Exercise details:
Every entry below should be repeated exactly; the pictures should not.

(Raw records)

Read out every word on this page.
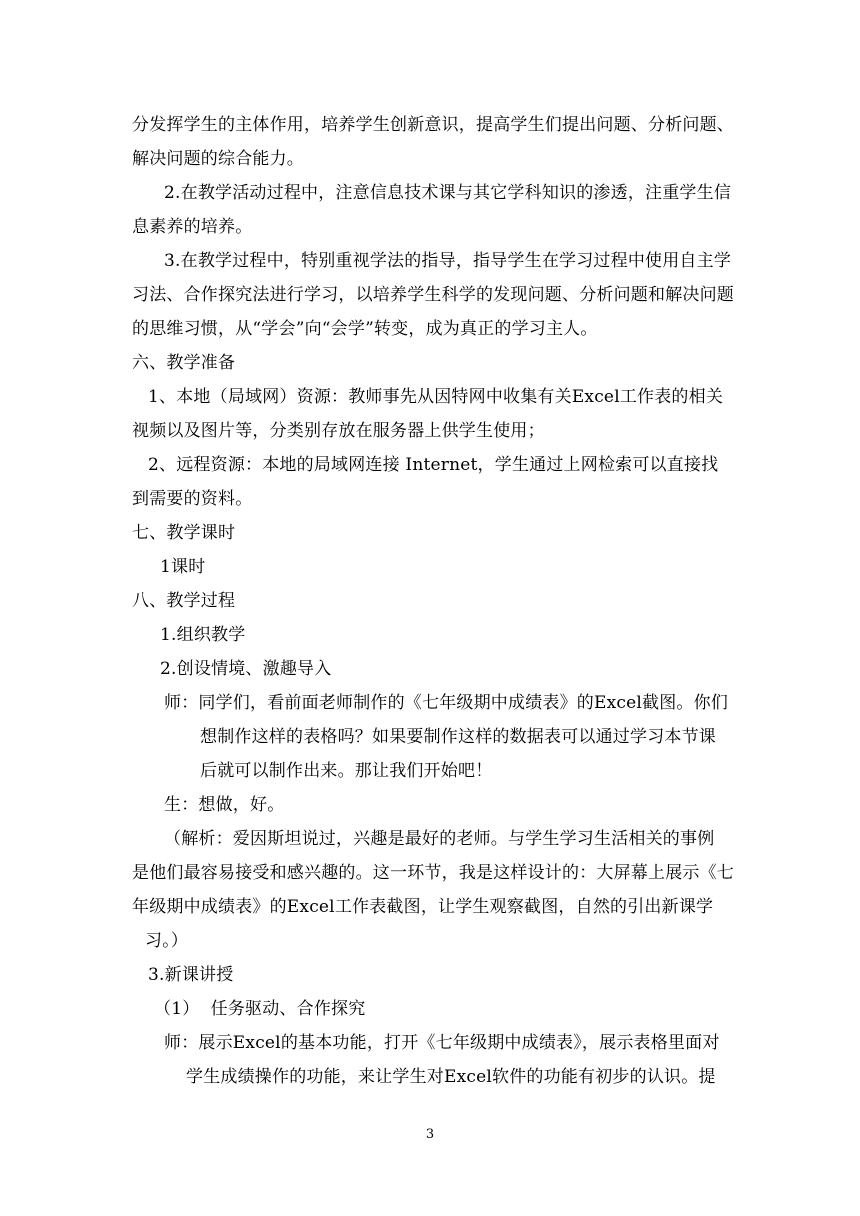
分发挥学生的主体作用，培养学生创新意识，提高学生们提出问题、分析问题、
解决问题的综合能力。
2.在教学活动过程中，注意信息技术课与其它学科知识的渗透，注重学生信
息素养的培养。
3.在教学过程中，特别重视学法的指导，指导学生在学习过程中使用自主学
习法、合作探究法进行学习，以培养学生科学的发现问题、分析问题和解决问题
的思维习惯，从“学会”向“会学”转变，成为真正的学习主人。
六、教学准备
1、本地（局域网）资源：教师事先从因特网中收集有关Excel工作表的相关
视频以及图片等，分类别存放在服务器上供学生使用；
2、远程资源：本地的局域网连接 Internet，学生通过上网检索可以直接找
到需要的资料。
七、教学课时
1课时
八、教学过程
1.组织教学
2.创设情境、激趣导入
师：同学们，看前面老师制作的《七年级期中成绩表》的Excel截图。你们
想制作这样的表格吗？如果要制作这样的数据表可以通过学习本节课
后就可以制作出来。那让我们开始吧！
生：想做，好。
（解析：爱因斯坦说过，兴趣是最好的老师。与学生学习生活相关的事例
是他们最容易接受和感兴趣的。这一环节，我是这样设计的：大屏幕上展示《七
年级期中成绩表》的Excel工作表截图，让学生观察截图，自然的引出新课学
习。）
3.新课讲授
（1）  任务驱动、合作探究
师：展示Excel的基本功能，打开《七年级期中成绩表》，展示表格里面对
学生成绩操作的功能，来让学生对Excel软件的功能有初步的认识。提
3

Written response:
Read out every word on this page.
分发挥学生的主体作用，培养学生创新意识，提高学生们提出问题、分析问题、
解决问题的综合能力。
2.在教学活动过程中，注意信息技术课与其它学科知识的渗透，注重学生信
息素养的培养。
3.在教学过程中，特别重视学法的指导，指导学生在学习过程中使用自主学
习法、合作探究法进行学习，以培养学生科学的发现问题、分析问题和解决问题
的思维习惯，从“学会”向“会学”转变，成为真正的学习主人。
六、教学准备
1、本地（局域网）资源：教师事先从因特网中收集有关Excel工作表的相关
视频以及图片等，分类别存放在服务器上供学生使用；
2、远程资源：本地的局域网连接 Internet，学生通过上网检索可以直接找
到需要的资料。
七、教学课时
1课时
八、教学过程
1.组织教学
2.创设情境、激趣导入
师：同学们，看前面老师制作的《七年级期中成绩表》的Excel截图。你们
想制作这样的表格吗？如果要制作这样的数据表可以通过学习本节课
后就可以制作出来。那让我们开始吧！
生：想做，好。
（解析：爱因斯坦说过，兴趣是最好的老师。与学生学习生活相关的事例
是他们最容易接受和感兴趣的。这一环节，我是这样设计的：大屏幕上展示《七
年级期中成绩表》的Excel工作表截图，让学生观察截图，自然的引出新课学
习。）
3.新课讲授
（1）  任务驱动、合作探究
师：展示Excel的基本功能，打开《七年级期中成绩表》，展示表格里面对
学生成绩操作的功能，来让学生对Excel软件的功能有初步的认识。提
3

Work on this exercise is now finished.